DESCRIPTION OF THE TASK: Repeat all of the material exactly as given.

Figure record listings:
###
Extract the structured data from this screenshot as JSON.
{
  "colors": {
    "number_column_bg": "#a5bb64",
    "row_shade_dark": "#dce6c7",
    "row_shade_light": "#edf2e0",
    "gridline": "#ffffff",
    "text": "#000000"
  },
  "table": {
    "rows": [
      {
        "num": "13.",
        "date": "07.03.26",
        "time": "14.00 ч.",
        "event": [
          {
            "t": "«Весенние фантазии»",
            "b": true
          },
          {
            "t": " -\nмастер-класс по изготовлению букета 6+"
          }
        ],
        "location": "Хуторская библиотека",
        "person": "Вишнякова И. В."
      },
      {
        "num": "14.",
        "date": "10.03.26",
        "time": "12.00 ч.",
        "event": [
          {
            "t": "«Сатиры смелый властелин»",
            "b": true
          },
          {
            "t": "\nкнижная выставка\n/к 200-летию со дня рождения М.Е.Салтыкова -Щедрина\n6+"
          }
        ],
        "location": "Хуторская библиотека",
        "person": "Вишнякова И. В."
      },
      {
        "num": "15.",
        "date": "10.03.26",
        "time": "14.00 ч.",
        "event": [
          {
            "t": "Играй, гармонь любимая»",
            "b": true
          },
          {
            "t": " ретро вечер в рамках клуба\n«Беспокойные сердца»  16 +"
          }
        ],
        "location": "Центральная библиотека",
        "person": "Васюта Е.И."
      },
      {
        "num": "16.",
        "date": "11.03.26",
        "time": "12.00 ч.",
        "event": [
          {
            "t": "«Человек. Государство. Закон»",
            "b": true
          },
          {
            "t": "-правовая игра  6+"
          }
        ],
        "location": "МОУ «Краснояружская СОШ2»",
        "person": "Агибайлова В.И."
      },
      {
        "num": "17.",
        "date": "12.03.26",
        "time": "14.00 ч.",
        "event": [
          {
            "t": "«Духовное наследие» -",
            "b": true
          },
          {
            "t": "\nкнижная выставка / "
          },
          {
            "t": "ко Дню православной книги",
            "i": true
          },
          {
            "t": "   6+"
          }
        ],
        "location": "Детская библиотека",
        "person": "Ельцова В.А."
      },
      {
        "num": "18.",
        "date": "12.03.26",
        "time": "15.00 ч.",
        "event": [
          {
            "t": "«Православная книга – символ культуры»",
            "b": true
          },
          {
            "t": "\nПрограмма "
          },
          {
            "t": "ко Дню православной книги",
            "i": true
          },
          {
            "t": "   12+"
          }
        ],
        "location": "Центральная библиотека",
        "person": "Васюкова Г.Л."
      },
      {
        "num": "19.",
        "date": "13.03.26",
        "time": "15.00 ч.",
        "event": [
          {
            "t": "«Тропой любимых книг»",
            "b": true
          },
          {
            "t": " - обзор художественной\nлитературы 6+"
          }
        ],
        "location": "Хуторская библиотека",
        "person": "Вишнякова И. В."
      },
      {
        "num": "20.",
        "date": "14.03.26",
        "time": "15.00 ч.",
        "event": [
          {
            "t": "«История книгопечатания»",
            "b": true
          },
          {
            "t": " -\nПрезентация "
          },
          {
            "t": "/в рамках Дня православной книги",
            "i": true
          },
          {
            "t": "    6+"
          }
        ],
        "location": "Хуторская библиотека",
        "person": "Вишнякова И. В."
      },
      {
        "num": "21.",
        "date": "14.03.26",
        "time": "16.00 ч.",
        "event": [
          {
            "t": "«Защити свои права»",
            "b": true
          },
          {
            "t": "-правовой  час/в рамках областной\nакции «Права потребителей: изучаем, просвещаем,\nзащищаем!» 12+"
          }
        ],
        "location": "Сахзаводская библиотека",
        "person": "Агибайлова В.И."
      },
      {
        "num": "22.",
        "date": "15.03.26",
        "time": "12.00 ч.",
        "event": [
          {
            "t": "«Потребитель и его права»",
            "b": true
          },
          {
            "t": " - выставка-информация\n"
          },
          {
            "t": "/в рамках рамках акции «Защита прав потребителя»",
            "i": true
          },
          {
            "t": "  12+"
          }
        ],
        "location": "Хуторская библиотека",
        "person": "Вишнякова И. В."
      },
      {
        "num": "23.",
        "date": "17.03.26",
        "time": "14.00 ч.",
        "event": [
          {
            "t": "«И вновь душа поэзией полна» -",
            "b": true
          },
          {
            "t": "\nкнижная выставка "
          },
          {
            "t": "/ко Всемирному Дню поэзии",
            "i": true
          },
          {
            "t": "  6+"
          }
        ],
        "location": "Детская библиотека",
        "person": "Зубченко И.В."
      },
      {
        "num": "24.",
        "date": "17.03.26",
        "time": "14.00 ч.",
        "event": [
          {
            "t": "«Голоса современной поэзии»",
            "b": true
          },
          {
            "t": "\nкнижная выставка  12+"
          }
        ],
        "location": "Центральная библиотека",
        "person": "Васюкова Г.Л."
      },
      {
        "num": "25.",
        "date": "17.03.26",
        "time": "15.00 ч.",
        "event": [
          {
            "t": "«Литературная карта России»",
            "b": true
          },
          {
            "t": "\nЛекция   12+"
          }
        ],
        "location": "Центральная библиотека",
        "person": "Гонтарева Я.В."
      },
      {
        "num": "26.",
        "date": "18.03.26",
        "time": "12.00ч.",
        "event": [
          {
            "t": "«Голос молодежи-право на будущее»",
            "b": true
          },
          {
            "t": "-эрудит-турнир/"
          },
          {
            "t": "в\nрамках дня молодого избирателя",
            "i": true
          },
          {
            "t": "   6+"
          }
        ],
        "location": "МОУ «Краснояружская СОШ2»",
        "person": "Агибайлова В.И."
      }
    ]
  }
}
###
RESULT OF THE TASK:
Extract the structured data from this screenshot as JSON.
{
  "colors": {
    "number_column_bg": "#a5bb64",
    "row_shade_dark": "#dce6c7",
    "row_shade_light": "#edf2e0",
    "gridline": "#ffffff",
    "text": "#000000"
  },
  "table": {
    "rows": [
      {
        "num": "13.",
        "date": "07.03.26",
        "time": "14.00 ч.",
        "event": [
          {
            "t": "«Весенние фантазии»",
            "b": true
          },
          {
            "t": " -\nмастер-класс по изготовлению букета 6+"
          }
        ],
        "location": "Хуторская библиотека",
        "person": "Вишнякова И. В."
      },
      {
        "num": "14.",
        "date": "10.03.26",
        "time": "12.00 ч.",
        "event": [
          {
            "t": "«Сатиры смелый властелин»",
            "b": true
          },
          {
            "t": "\nкнижная выставка\n/к 200-летию со дня рождения М.Е.Салтыкова -Щедрина\n6+"
          }
        ],
        "location": "Хуторская библиотека",
        "person": "Вишнякова И. В."
      },
      {
        "num": "15.",
        "date": "10.03.26",
        "time": "14.00 ч.",
        "event": [
          {
            "t": "Играй, гармонь любимая»",
            "b": true
          },
          {
            "t": " ретро вечер в рамках клуба\n«Беспокойные сердца»  16 +"
          }
        ],
        "location": "Центральная библиотека",
        "person": "Васюта Е.И."
      },
      {
        "num": "16.",
        "date": "11.03.26",
        "time": "12.00 ч.",
        "event": [
          {
            "t": "«Человек. Государство. Закон»",
            "b": true
          },
          {
            "t": "-правовая игра  6+"
          }
        ],
        "location": "МОУ «Краснояружская СОШ2»",
        "person": "Агибайлова В.И."
      },
      {
        "num": "17.",
        "date": "12.03.26",
        "time": "14.00 ч.",
        "event": [
          {
            "t": "«Духовное наследие» -",
            "b": true
          },
          {
            "t": "\nкнижная выставка / "
          },
          {
            "t": "ко Дню православной книги",
            "i": true
          },
          {
            "t": "   6+"
          }
        ],
        "location": "Детская библиотека",
        "person": "Ельцова В.А."
      },
      {
        "num": "18.",
        "date": "12.03.26",
        "time": "15.00 ч.",
        "event": [
          {
            "t": "«Православная книга – символ культуры»",
            "b": true
          },
          {
            "t": "\nПрограмма "
          },
          {
            "t": "ко Дню православной книги",
            "i": true
          },
          {
            "t": "   12+"
          }
        ],
        "location": "Центральная библиотека",
        "person": "Васюкова Г.Л."
      },
      {
        "num": "19.",
        "date": "13.03.26",
        "time": "15.00 ч.",
        "event": [
          {
            "t": "«Тропой любимых книг»",
            "b": true
          },
          {
            "t": " - обзор художественной\nлитературы 6+"
          }
        ],
        "location": "Хуторская библиотека",
        "person": "Вишнякова И. В."
      },
      {
        "num": "20.",
        "date": "14.03.26",
        "time": "15.00 ч.",
        "event": [
          {
            "t": "«История книгопечатания»",
            "b": true
          },
          {
            "t": " -\nПрезентация "
          },
          {
            "t": "/в рамках Дня православной книги",
            "i": true
          },
          {
            "t": "    6+"
          }
        ],
        "location": "Хуторская библиотека",
        "person": "Вишнякова И. В."
      },
      {
        "num": "21.",
        "date": "14.03.26",
        "time": "16.00 ч.",
        "event": [
          {
            "t": "«Защити свои права»",
            "b": true
          },
          {
            "t": "-правовой  час/в рамках областной\nакции «Права потребителей: изучаем, просвещаем,\nзащищаем!» 12+"
          }
        ],
        "location": "Сахзаводская библиотека",
        "person": "Агибайлова В.И."
      },
      {
        "num": "22.",
        "date": "15.03.26",
        "time": "12.00 ч.",
        "event": [
          {
            "t": "«Потребитель и его права»",
            "b": true
          },
          {
            "t": " - выставка-информация\n"
          },
          {
            "t": "/в рамках рамках акции «Защита прав потребителя»",
            "i": true
          },
          {
            "t": "  12+"
          }
        ],
        "location": "Хуторская библиотека",
        "person": "Вишнякова И. В."
      },
      {
        "num": "23.",
        "date": "17.03.26",
        "time": "14.00 ч.",
        "event": [
          {
            "t": "«И вновь душа поэзией полна» -",
            "b": true
          },
          {
            "t": "\nкнижная выставка "
          },
          {
            "t": "/ко Всемирному Дню поэзии",
            "i": true
          },
          {
            "t": "  6+"
          }
        ],
        "location": "Детская библиотека",
        "person": "Зубченко И.В."
      },
      {
        "num": "24.",
        "date": "17.03.26",
        "time": "14.00 ч.",
        "event": [
          {
            "t": "«Голоса современной поэзии»",
            "b": true
          },
          {
            "t": "\nкнижная выставка  12+"
          }
        ],
        "location": "Центральная библиотека",
        "person": "Васюкова Г.Л."
      },
      {
        "num": "25.",
        "date": "17.03.26",
        "time": "15.00 ч.",
        "event": [
          {
            "t": "«Литературная карта России»",
            "b": true
          },
          {
            "t": "\nЛекция   12+"
          }
        ],
        "location": "Центральная библиотека",
        "person": "Гонтарева Я.В."
      },
      {
        "num": "26.",
        "date": "18.03.26",
        "time": "12.00ч.",
        "event": [
          {
            "t": "«Голос молодежи-право на будущее»",
            "b": true
          },
          {
            "t": "-эрудит-турнир/"
          },
          {
            "t": "в\nрамках дня молодого избирателя",
            "i": true
          },
          {
            "t": "   6+"
          }
        ],
        "location": "МОУ «Краснояружская СОШ2»",
        "person": "Агибайлова В.И."
      }
    ]
  }
}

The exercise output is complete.